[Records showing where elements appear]

start

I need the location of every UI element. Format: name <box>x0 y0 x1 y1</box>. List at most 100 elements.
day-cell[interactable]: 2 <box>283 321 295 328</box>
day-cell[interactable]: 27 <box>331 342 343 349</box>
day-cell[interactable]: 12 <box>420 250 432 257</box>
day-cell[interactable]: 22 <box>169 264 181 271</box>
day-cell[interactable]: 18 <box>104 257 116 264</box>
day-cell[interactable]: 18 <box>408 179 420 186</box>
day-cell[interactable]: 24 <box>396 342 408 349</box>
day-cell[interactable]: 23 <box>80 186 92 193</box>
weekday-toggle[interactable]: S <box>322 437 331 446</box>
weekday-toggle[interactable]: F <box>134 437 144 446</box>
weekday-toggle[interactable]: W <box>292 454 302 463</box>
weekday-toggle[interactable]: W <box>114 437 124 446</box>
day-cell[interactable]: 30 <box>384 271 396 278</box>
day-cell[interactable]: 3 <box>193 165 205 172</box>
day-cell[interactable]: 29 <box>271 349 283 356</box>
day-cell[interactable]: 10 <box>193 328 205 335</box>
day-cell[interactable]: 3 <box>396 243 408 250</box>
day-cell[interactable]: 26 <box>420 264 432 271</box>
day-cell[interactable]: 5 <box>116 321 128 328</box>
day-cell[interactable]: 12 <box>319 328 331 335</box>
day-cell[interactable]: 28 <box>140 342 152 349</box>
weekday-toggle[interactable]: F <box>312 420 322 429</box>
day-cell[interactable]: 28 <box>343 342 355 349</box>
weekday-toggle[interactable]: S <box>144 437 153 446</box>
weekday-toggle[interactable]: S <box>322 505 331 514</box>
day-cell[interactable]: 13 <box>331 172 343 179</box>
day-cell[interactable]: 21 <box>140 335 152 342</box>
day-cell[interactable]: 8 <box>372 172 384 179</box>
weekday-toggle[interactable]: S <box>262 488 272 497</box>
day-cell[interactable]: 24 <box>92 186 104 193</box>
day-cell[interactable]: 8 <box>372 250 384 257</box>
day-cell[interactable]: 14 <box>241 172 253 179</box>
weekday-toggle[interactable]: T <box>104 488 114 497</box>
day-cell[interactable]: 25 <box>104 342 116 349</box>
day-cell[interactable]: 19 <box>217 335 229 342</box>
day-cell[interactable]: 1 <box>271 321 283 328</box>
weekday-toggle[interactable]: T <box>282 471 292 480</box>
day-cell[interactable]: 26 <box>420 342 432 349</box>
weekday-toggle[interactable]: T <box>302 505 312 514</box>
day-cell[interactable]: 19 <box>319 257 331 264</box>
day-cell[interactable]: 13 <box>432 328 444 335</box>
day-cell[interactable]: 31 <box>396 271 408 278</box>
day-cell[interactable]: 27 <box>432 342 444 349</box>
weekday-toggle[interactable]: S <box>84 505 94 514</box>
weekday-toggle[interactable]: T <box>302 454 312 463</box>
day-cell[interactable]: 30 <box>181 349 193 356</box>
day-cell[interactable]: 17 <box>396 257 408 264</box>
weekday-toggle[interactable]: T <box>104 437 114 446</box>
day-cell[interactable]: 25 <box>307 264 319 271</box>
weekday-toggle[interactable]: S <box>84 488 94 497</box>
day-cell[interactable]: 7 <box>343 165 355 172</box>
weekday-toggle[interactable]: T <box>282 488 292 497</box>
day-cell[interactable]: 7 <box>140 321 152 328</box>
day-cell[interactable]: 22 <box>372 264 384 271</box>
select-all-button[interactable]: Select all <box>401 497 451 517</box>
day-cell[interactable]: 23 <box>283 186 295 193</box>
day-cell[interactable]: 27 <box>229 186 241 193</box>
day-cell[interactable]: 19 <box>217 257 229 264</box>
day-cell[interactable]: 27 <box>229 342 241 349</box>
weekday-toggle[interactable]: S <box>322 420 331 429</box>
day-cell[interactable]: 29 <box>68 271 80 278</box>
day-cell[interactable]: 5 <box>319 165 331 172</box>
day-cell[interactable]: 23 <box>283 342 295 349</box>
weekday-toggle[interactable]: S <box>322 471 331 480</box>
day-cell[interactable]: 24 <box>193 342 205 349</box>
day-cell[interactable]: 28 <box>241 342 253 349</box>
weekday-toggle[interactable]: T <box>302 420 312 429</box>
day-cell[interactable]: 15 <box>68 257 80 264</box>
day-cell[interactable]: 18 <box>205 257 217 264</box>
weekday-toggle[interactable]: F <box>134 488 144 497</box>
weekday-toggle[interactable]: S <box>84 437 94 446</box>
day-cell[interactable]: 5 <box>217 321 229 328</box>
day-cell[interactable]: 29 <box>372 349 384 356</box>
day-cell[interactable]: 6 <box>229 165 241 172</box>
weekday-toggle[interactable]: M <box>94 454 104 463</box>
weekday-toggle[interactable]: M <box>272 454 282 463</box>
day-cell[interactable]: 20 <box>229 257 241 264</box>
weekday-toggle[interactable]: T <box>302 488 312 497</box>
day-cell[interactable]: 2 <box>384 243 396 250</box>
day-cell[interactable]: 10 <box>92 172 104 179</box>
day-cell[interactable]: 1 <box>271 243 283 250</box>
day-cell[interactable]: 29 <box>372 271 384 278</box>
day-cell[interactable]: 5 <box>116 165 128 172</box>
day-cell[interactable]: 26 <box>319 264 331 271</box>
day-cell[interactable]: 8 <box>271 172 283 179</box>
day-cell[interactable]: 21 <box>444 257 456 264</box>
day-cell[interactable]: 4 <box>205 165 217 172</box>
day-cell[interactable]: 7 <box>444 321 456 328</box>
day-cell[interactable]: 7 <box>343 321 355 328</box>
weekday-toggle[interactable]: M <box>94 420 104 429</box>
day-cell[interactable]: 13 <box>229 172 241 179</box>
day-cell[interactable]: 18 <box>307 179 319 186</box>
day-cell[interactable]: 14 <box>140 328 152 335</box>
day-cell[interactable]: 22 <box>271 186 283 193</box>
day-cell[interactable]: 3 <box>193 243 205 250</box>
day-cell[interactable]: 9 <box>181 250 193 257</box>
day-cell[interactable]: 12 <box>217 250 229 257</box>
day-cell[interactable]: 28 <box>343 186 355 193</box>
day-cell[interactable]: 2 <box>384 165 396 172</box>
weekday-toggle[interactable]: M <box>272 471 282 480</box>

end

**Task description**
Please copy the lines word for word, starting with the first one and ending with the line that contains "day-cell[interactable]: 3 <box>396", both included.

**Answer in full**
I need the location of every UI element. Format: name <box>x0 y0 x1 y1</box>. List at most 100 elements.
day-cell[interactable]: 2 <box>283 321 295 328</box>
day-cell[interactable]: 27 <box>331 342 343 349</box>
day-cell[interactable]: 12 <box>420 250 432 257</box>
day-cell[interactable]: 22 <box>169 264 181 271</box>
day-cell[interactable]: 18 <box>104 257 116 264</box>
day-cell[interactable]: 18 <box>408 179 420 186</box>
day-cell[interactable]: 24 <box>396 342 408 349</box>
day-cell[interactable]: 23 <box>80 186 92 193</box>
weekday-toggle[interactable]: S <box>322 437 331 446</box>
weekday-toggle[interactable]: F <box>134 437 144 446</box>
weekday-toggle[interactable]: W <box>292 454 302 463</box>
weekday-toggle[interactable]: W <box>114 437 124 446</box>
day-cell[interactable]: 30 <box>384 271 396 278</box>
day-cell[interactable]: 3 <box>193 165 205 172</box>
day-cell[interactable]: 29 <box>271 349 283 356</box>
day-cell[interactable]: 10 <box>193 328 205 335</box>
day-cell[interactable]: 3 <box>396 243 408 250</box>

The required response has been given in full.